# WRITTEN TASK
Retype the whole listing below, character for character.
-- Begin EXTRACTED ENTRIES --
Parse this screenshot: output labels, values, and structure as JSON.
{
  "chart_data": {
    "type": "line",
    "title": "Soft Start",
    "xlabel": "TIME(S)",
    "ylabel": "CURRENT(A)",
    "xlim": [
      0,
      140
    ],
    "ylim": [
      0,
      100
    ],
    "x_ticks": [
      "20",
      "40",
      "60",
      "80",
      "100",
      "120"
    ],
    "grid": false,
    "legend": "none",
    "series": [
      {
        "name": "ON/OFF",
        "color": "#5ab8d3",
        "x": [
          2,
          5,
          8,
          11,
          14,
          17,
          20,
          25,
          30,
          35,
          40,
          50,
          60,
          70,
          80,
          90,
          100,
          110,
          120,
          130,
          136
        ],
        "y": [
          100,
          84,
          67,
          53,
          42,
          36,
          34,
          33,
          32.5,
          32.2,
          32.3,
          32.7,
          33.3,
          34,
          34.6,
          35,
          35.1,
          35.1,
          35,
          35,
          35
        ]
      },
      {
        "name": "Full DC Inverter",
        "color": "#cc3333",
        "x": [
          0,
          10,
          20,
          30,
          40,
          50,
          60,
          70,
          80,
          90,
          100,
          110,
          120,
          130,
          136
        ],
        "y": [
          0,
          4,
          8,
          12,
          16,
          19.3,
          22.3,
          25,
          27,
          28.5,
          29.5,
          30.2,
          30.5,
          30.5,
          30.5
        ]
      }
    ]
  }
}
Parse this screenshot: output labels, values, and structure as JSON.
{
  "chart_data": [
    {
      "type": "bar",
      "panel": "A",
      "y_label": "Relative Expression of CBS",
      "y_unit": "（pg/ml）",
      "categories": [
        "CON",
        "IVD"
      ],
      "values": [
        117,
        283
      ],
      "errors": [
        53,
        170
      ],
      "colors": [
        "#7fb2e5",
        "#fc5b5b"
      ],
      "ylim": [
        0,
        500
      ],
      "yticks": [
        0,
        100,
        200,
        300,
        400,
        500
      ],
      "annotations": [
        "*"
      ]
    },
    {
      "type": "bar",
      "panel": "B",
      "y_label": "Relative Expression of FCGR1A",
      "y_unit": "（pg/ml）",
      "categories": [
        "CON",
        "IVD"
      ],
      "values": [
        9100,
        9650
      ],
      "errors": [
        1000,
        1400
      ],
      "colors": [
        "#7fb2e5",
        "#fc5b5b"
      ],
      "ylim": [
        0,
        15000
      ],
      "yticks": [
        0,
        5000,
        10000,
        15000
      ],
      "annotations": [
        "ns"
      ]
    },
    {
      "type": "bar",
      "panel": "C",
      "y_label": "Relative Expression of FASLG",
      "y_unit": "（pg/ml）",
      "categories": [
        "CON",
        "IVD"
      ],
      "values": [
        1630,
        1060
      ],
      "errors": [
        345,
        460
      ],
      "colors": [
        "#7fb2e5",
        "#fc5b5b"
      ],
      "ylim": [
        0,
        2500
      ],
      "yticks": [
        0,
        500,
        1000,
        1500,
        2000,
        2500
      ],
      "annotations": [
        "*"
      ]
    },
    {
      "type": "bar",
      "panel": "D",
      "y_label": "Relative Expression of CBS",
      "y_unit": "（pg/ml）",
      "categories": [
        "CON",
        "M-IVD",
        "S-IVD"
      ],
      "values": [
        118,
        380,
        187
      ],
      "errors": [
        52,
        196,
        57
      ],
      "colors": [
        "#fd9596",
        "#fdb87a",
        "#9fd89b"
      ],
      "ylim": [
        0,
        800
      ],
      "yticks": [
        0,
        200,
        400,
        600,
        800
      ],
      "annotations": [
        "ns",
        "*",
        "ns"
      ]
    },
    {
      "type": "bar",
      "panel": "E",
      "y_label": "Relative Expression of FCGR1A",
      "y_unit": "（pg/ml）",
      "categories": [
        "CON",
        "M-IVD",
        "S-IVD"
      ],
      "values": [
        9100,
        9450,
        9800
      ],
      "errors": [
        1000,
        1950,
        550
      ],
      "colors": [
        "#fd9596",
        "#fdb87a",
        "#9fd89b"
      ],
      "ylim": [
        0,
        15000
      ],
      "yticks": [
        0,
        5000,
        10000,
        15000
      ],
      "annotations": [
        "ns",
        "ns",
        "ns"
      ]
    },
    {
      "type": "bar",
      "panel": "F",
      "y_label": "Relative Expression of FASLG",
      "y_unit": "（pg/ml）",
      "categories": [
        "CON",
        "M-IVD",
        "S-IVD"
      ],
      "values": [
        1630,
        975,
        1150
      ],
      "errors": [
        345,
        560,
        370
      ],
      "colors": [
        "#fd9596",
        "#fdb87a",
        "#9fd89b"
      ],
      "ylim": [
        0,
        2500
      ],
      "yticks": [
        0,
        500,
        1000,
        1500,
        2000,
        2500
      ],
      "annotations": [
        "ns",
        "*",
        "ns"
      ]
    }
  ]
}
-- End EXTRACTED ENTRIES --
# RESPONSE TO THIS TASK
Parse this screenshot: output labels, values, and structure as JSON.
{
  "chart_data": {
    "type": "line",
    "title": "Soft Start",
    "xlabel": "TIME(S)",
    "ylabel": "CURRENT(A)",
    "xlim": [
      0,
      140
    ],
    "ylim": [
      0,
      100
    ],
    "x_ticks": [
      "20",
      "40",
      "60",
      "80",
      "100",
      "120"
    ],
    "grid": false,
    "legend": "none",
    "series": [
      {
        "name": "ON/OFF",
        "color": "#5ab8d3",
        "x": [
          2,
          5,
          8,
          11,
          14,
          17,
          20,
          25,
          30,
          35,
          40,
          50,
          60,
          70,
          80,
          90,
          100,
          110,
          120,
          130,
          136
        ],
        "y": [
          100,
          84,
          67,
          53,
          42,
          36,
          34,
          33,
          32.5,
          32.2,
          32.3,
          32.7,
          33.3,
          34,
          34.6,
          35,
          35.1,
          35.1,
          35,
          35,
          35
        ]
      },
      {
        "name": "Full DC Inverter",
        "color": "#cc3333",
        "x": [
          0,
          10,
          20,
          30,
          40,
          50,
          60,
          70,
          80,
          90,
          100,
          110,
          120,
          130,
          136
        ],
        "y": [
          0,
          4,
          8,
          12,
          16,
          19.3,
          22.3,
          25,
          27,
          28.5,
          29.5,
          30.2,
          30.5,
          30.5,
          30.5
        ]
      }
    ]
  }
}
Parse this screenshot: output labels, values, and structure as JSON.
{
  "chart_data": [
    {
      "type": "bar",
      "panel": "A",
      "y_label": "Relative Expression of CBS",
      "y_unit": "（pg/ml）",
      "categories": [
        "CON",
        "IVD"
      ],
      "values": [
        117,
        283
      ],
      "errors": [
        53,
        170
      ],
      "colors": [
        "#7fb2e5",
        "#fc5b5b"
      ],
      "ylim": [
        0,
        500
      ],
      "yticks": [
        0,
        100,
        200,
        300,
        400,
        500
      ],
      "annotations": [
        "*"
      ]
    },
    {
      "type": "bar",
      "panel": "B",
      "y_label": "Relative Expression of FCGR1A",
      "y_unit": "（pg/ml）",
      "categories": [
        "CON",
        "IVD"
      ],
      "values": [
        9100,
        9650
      ],
      "errors": [
        1000,
        1400
      ],
      "colors": [
        "#7fb2e5",
        "#fc5b5b"
      ],
      "ylim": [
        0,
        15000
      ],
      "yticks": [
        0,
        5000,
        10000,
        15000
      ],
      "annotations": [
        "ns"
      ]
    },
    {
      "type": "bar",
      "panel": "C",
      "y_label": "Relative Expression of FASLG",
      "y_unit": "（pg/ml）",
      "categories": [
        "CON",
        "IVD"
      ],
      "values": [
        1630,
        1060
      ],
      "errors": [
        345,
        460
      ],
      "colors": [
        "#7fb2e5",
        "#fc5b5b"
      ],
      "ylim": [
        0,
        2500
      ],
      "yticks": [
        0,
        500,
        1000,
        1500,
        2000,
        2500
      ],
      "annotations": [
        "*"
      ]
    },
    {
      "type": "bar",
      "panel": "D",
      "y_label": "Relative Expression of CBS",
      "y_unit": "（pg/ml）",
      "categories": [
        "CON",
        "M-IVD",
        "S-IVD"
      ],
      "values": [
        118,
        380,
        187
      ],
      "errors": [
        52,
        196,
        57
      ],
      "colors": [
        "#fd9596",
        "#fdb87a",
        "#9fd89b"
      ],
      "ylim": [
        0,
        800
      ],
      "yticks": [
        0,
        200,
        400,
        600,
        800
      ],
      "annotations": [
        "ns",
        "*",
        "ns"
      ]
    },
    {
      "type": "bar",
      "panel": "E",
      "y_label": "Relative Expression of FCGR1A",
      "y_unit": "（pg/ml）",
      "categories": [
        "CON",
        "M-IVD",
        "S-IVD"
      ],
      "values": [
        9100,
        9450,
        9800
      ],
      "errors": [
        1000,
        1950,
        550
      ],
      "colors": [
        "#fd9596",
        "#fdb87a",
        "#9fd89b"
      ],
      "ylim": [
        0,
        15000
      ],
      "yticks": [
        0,
        5000,
        10000,
        15000
      ],
      "annotations": [
        "ns",
        "ns",
        "ns"
      ]
    },
    {
      "type": "bar",
      "panel": "F",
      "y_label": "Relative Expression of FASLG",
      "y_unit": "（pg/ml）",
      "categories": [
        "CON",
        "M-IVD",
        "S-IVD"
      ],
      "values": [
        1630,
        975,
        1150
      ],
      "errors": [
        345,
        560,
        370
      ],
      "colors": [
        "#fd9596",
        "#fdb87a",
        "#9fd89b"
      ],
      "ylim": [
        0,
        2500
      ],
      "yticks": [
        0,
        500,
        1000,
        1500,
        2000,
        2500
      ],
      "annotations": [
        "ns",
        "*",
        "ns"
      ]
    }
  ]
}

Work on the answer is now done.